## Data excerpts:
● ● ● ●

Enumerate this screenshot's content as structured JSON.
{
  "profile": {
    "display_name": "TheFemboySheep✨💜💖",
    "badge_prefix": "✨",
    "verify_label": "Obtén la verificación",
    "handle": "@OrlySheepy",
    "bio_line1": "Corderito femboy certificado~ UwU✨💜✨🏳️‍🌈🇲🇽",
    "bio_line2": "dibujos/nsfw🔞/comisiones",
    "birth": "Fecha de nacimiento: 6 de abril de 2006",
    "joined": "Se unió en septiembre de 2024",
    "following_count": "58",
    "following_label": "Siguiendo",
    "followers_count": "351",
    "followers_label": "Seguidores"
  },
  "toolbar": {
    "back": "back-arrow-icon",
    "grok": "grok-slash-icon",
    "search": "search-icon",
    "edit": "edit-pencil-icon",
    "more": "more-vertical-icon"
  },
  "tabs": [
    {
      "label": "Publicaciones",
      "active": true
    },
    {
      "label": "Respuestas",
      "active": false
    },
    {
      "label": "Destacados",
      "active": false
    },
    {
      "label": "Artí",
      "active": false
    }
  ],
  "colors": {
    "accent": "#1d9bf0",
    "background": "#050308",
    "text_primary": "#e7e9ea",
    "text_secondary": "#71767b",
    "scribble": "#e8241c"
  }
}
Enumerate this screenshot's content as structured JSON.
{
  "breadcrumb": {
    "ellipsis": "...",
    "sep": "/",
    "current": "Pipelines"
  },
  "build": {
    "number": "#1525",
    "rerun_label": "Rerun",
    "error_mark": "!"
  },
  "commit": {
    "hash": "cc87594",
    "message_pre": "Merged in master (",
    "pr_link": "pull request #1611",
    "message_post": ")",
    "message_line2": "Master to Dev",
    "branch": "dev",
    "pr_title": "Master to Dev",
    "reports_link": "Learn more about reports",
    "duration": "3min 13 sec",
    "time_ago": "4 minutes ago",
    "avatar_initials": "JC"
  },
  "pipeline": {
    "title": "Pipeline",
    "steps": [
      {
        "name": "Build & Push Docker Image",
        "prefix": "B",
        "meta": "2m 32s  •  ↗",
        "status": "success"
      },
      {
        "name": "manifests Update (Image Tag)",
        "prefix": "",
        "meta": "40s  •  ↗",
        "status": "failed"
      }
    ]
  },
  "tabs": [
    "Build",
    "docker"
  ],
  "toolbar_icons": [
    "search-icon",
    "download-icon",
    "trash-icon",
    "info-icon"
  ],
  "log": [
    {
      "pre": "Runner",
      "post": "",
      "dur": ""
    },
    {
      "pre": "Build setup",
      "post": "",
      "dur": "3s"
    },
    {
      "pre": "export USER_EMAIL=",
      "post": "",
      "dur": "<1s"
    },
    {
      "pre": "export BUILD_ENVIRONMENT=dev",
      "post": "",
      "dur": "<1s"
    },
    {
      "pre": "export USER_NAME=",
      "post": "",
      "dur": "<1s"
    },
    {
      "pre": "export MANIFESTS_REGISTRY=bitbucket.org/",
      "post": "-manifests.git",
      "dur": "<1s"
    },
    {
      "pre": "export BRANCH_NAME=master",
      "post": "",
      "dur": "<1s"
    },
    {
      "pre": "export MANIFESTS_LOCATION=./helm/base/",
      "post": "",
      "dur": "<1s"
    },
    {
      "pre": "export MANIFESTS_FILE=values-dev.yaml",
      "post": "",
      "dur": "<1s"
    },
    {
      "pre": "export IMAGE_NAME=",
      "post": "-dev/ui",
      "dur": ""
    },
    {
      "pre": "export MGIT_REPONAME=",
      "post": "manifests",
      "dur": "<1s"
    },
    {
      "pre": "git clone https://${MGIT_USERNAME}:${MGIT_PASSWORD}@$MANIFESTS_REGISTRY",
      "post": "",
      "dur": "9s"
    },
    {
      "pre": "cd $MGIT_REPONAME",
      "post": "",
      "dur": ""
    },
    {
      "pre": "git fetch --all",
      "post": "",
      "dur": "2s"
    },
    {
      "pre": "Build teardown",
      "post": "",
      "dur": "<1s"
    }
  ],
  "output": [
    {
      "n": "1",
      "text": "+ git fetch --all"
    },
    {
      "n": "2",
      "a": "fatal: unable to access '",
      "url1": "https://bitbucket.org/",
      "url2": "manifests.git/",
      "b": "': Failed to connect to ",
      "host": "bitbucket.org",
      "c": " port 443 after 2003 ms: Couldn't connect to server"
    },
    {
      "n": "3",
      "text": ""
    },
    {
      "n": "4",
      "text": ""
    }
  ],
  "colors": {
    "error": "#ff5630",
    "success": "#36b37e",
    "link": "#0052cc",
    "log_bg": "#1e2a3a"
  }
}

● ● ● ●

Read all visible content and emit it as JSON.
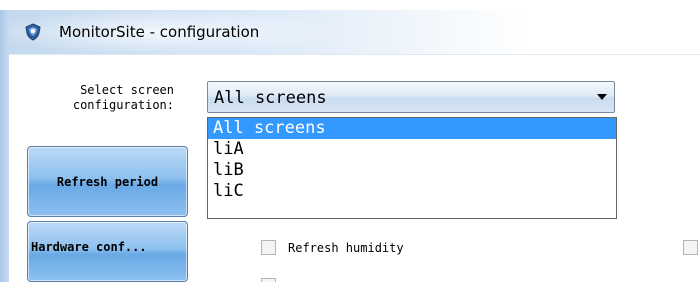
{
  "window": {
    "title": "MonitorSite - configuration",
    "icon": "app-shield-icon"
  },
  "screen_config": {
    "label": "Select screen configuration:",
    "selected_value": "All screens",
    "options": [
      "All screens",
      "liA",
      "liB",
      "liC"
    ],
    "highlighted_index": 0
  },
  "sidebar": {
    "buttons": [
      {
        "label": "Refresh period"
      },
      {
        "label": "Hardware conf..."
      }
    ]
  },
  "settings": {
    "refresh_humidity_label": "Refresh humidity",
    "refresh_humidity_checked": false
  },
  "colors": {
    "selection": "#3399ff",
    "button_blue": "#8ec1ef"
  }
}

● ● ● ●

Where does the word "https" appear in the listing? List each line that holds it.

      "pre": "git clone https://${MGIT_USERNAME}:${MGIT_PASSWORD}@$MANIFESTS_REGISTRY",
      "url1": "https://bitbucket.org/",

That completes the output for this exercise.